>>

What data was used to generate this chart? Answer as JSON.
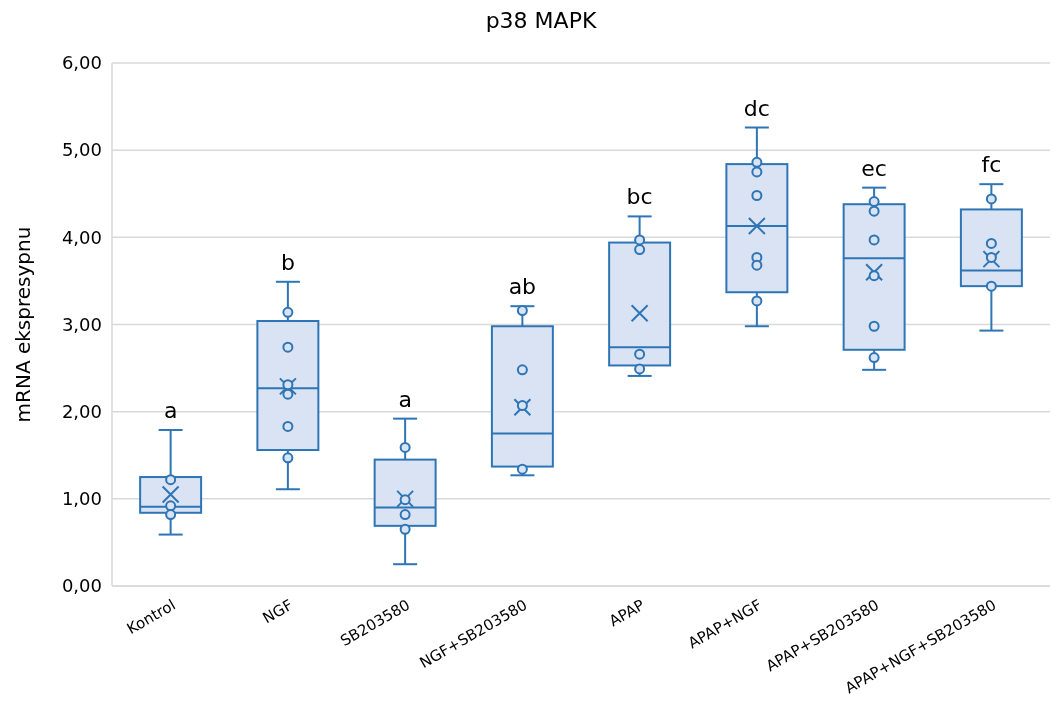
{
  "chart_data": {
    "type": "box",
    "title": "p38 MAPK",
    "ylabel": "mRNA ekspresypnu",
    "categories": [
      "Kontrol",
      "NGF",
      "SB203580",
      "NGF+SB203580",
      "APAP",
      "APAP+NGF",
      "APAP+SB203580",
      "APAP+NGF+SB203580"
    ],
    "ylim": [
      0,
      6
    ],
    "yticks": [
      {
        "value": 0,
        "label": "0,00"
      },
      {
        "value": 1,
        "label": "1,00"
      },
      {
        "value": 2,
        "label": "2,00"
      },
      {
        "value": 3,
        "label": "3,00"
      },
      {
        "value": 4,
        "label": "4,00"
      },
      {
        "value": 5,
        "label": "5,00"
      },
      {
        "value": 6,
        "label": "6,00"
      }
    ],
    "grid": "y",
    "series": [
      {
        "color": "#2e75b6",
        "boxes": [
          {
            "low": 0.59,
            "q1": 0.84,
            "median": 0.91,
            "q3": 1.25,
            "high": 1.79,
            "mean": 1.05
          },
          {
            "low": 1.11,
            "q1": 1.56,
            "median": 2.27,
            "q3": 3.04,
            "high": 3.49,
            "mean": 2.29
          },
          {
            "low": 0.25,
            "q1": 0.69,
            "median": 0.9,
            "q3": 1.45,
            "high": 1.92,
            "mean": 1.0
          },
          {
            "low": 1.27,
            "q1": 1.37,
            "median": 1.75,
            "q3": 2.98,
            "high": 3.21,
            "mean": 2.05
          },
          {
            "low": 2.41,
            "q1": 2.53,
            "median": 2.74,
            "q3": 3.94,
            "high": 4.24,
            "mean": 3.13
          },
          {
            "low": 2.98,
            "q1": 3.37,
            "median": 4.13,
            "q3": 4.84,
            "high": 5.26,
            "mean": 4.13
          },
          {
            "low": 2.48,
            "q1": 2.71,
            "median": 3.76,
            "q3": 4.38,
            "high": 4.57,
            "mean": 3.6
          },
          {
            "low": 2.93,
            "q1": 3.44,
            "median": 3.62,
            "q3": 4.32,
            "high": 4.61,
            "mean": 3.75
          }
        ]
      },
      {
        "type": "scatter",
        "color": "#2e75b6",
        "marker": "circle",
        "x": [
          "Kontrol",
          "Kontrol",
          "Kontrol",
          "NGF",
          "NGF",
          "NGF",
          "NGF",
          "NGF",
          "NGF",
          "SB203580",
          "SB203580",
          "SB203580",
          "SB203580",
          "NGF+SB203580",
          "NGF+SB203580",
          "NGF+SB203580",
          "NGF+SB203580",
          "APAP",
          "APAP",
          "APAP",
          "APAP",
          "APAP+NGF",
          "APAP+NGF",
          "APAP+NGF",
          "APAP+NGF",
          "APAP+NGF",
          "APAP+NGF",
          "APAP+SB203580",
          "APAP+SB203580",
          "APAP+SB203580",
          "APAP+SB203580",
          "APAP+SB203580",
          "APAP+SB203580",
          "APAP+NGF+SB203580",
          "APAP+NGF+SB203580",
          "APAP+NGF+SB203580",
          "APAP+NGF+SB203580"
        ],
        "values": [
          1.22,
          0.92,
          0.82,
          3.14,
          2.74,
          2.31,
          2.2,
          1.83,
          1.47,
          1.59,
          0.99,
          0.82,
          0.65,
          3.16,
          2.48,
          2.07,
          1.34,
          3.97,
          3.86,
          2.66,
          2.49,
          4.86,
          4.75,
          4.48,
          3.77,
          3.68,
          3.27,
          4.41,
          4.3,
          3.97,
          3.56,
          2.98,
          2.62,
          4.44,
          3.93,
          3.77,
          3.44
        ]
      }
    ],
    "annotations": [
      {
        "text": "a",
        "x": "Kontrol",
        "y": 1.79
      },
      {
        "text": "b",
        "x": "NGF",
        "y": 3.49
      },
      {
        "text": "a",
        "x": "SB203580",
        "y": 1.92
      },
      {
        "text": "ab",
        "x": "NGF+SB203580",
        "y": 3.21
      },
      {
        "text": "bc",
        "x": "APAP",
        "y": 4.24
      },
      {
        "text": "dc",
        "x": "APAP+NGF",
        "y": 5.26
      },
      {
        "text": "ec",
        "x": "APAP+SB203580",
        "y": 4.57
      },
      {
        "text": "fc",
        "x": "APAP+NGF+SB203580",
        "y": 4.61
      }
    ]
  }
}
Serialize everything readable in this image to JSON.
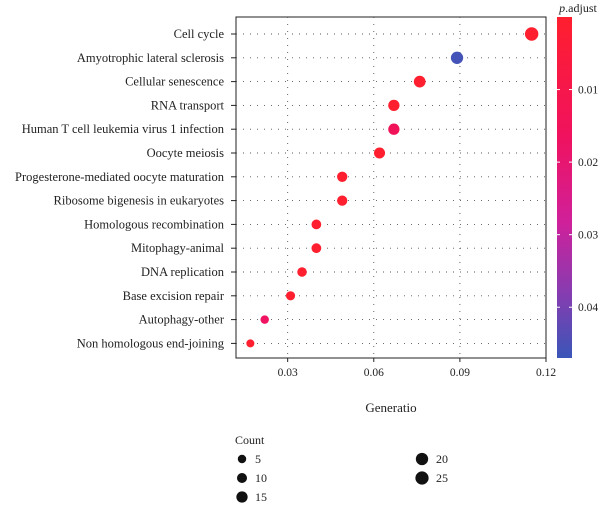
{
  "chart_data": {
    "type": "scatter",
    "categories": [
      "Cell cycle",
      "Amyotrophic lateral sclerosis",
      "Cellular senescence",
      "RNA transport",
      "Human T cell leukemia virus 1 infection",
      "Oocyte meiosis",
      "Progesterone-mediated oocyte maturation",
      "Ribosome bigenesis in eukaryotes",
      "Homologous recombination",
      "Mitophagy-animal",
      "DNA replication",
      "Base excision repair",
      "Autophagy-other",
      "Non homologous end-joining"
    ],
    "gene_ratio": [
      0.115,
      0.089,
      0.076,
      0.067,
      0.067,
      0.062,
      0.049,
      0.049,
      0.04,
      0.04,
      0.035,
      0.031,
      0.022,
      0.017
    ],
    "count": [
      26,
      20,
      17,
      15,
      15,
      14,
      11,
      11,
      9,
      9,
      8,
      7,
      5,
      4
    ],
    "p_adjust": [
      0.0001,
      0.046,
      0.0002,
      0.0002,
      0.015,
      0.0005,
      0.0001,
      0.0001,
      0.0001,
      0.0002,
      0.0002,
      0.0001,
      0.017,
      0.0001
    ],
    "xlabel": "Generatio",
    "x_ticks": [
      0.03,
      0.06,
      0.09,
      0.12
    ],
    "x_tick_labels": [
      "0.03",
      "0.06",
      "0.09",
      "0.12"
    ],
    "xlim": [
      0.012,
      0.12
    ],
    "grid": "dotted",
    "color_legend": {
      "title_italic": "p",
      "title_rest": ".adjust",
      "ticks": [
        0.01,
        0.02,
        0.03,
        0.04
      ],
      "tick_labels": [
        "0.01",
        "0.02",
        "0.03",
        "0.04"
      ],
      "range": [
        0.0,
        0.047
      ],
      "low_color": "#ff1f2e",
      "mid_color": "#e8107a",
      "high_color": "#3a56b8"
    },
    "size_legend": {
      "title": "Count",
      "values": [
        5,
        10,
        15,
        20,
        25
      ],
      "labels": [
        "5",
        "10",
        "15",
        "20",
        "25"
      ]
    }
  }
}
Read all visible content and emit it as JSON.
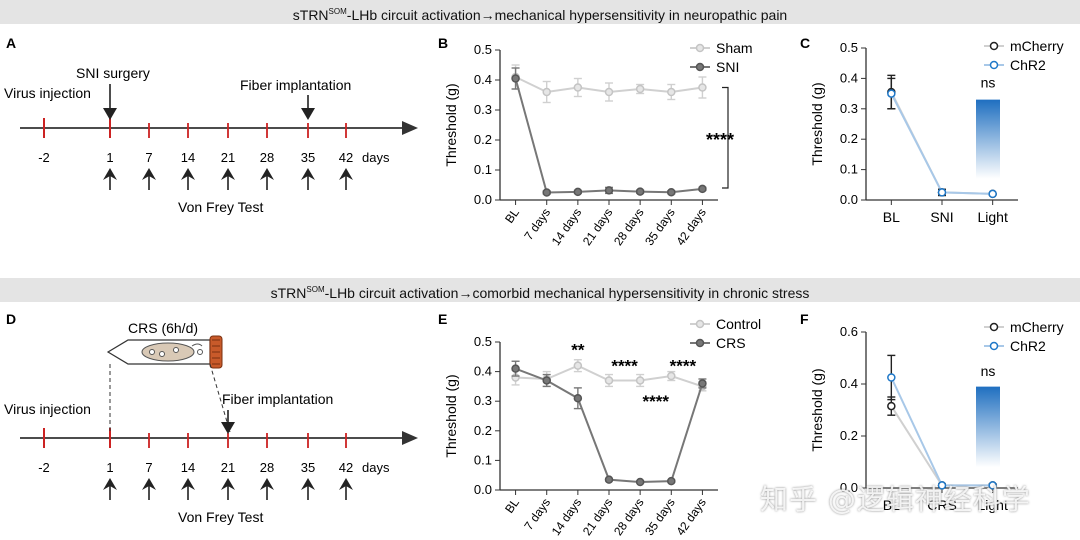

<<

• What the exercise asks: Nothing but the lines from the one holding "Serialize everything readable" through the final line of the entries should be retyped, exactly as they stand and without pictures.

• Solution to this problem:
Serialize everything readable in this image to JSON.
{
  "chart_data": {
    "type": "scatter",
    "categories": [
      "Cell cycle",
      "Amyotrophic lateral sclerosis",
      "Cellular senescence",
      "RNA transport",
      "Human T cell leukemia virus 1 infection",
      "Oocyte meiosis",
      "Progesterone-mediated oocyte maturation",
      "Ribosome bigenesis in eukaryotes",
      "Homologous recombination",
      "Mitophagy-animal",
      "DNA replication",
      "Base excision repair",
      "Autophagy-other",
      "Non homologous end-joining"
    ],
    "gene_ratio": [
      0.115,
      0.089,
      0.076,
      0.067,
      0.067,
      0.062,
      0.049,
      0.049,
      0.04,
      0.04,
      0.035,
      0.031,
      0.022,
      0.017
    ],
    "count": [
      26,
      20,
      17,
      15,
      15,
      14,
      11,
      11,
      9,
      9,
      8,
      7,
      5,
      4
    ],
    "p_adjust": [
      0.0001,
      0.046,
      0.0002,
      0.0002,
      0.015,
      0.0005,
      0.0001,
      0.0001,
      0.0001,
      0.0002,
      0.0002,
      0.0001,
      0.017,
      0.0001
    ],
    "xlabel": "Generatio",
    "x_ticks": [
      0.03,
      0.06,
      0.09,
      0.12
    ],
    "x_tick_labels": [
      "0.03",
      "0.06",
      "0.09",
      "0.12"
    ],
    "xlim": [
      0.012,
      0.12
    ],
    "grid": "dotted",
    "color_legend": {
      "title_italic": "p",
      "title_rest": ".adjust",
      "ticks": [
        0.01,
        0.02,
        0.03,
        0.04
      ],
      "tick_labels": [
        "0.01",
        "0.02",
        "0.03",
        "0.04"
      ],
      "range": [
        0.0,
        0.047
      ],
      "low_color": "#ff1f2e",
      "mid_color": "#e8107a",
      "high_color": "#3a56b8"
    },
    "size_legend": {
      "title": "Count",
      "values": [
        5,
        10,
        15,
        20,
        25
      ],
      "labels": [
        "5",
        "10",
        "15",
        "20",
        "25"
      ]
    }
  }
}
Read all visible content and emit it as JSON.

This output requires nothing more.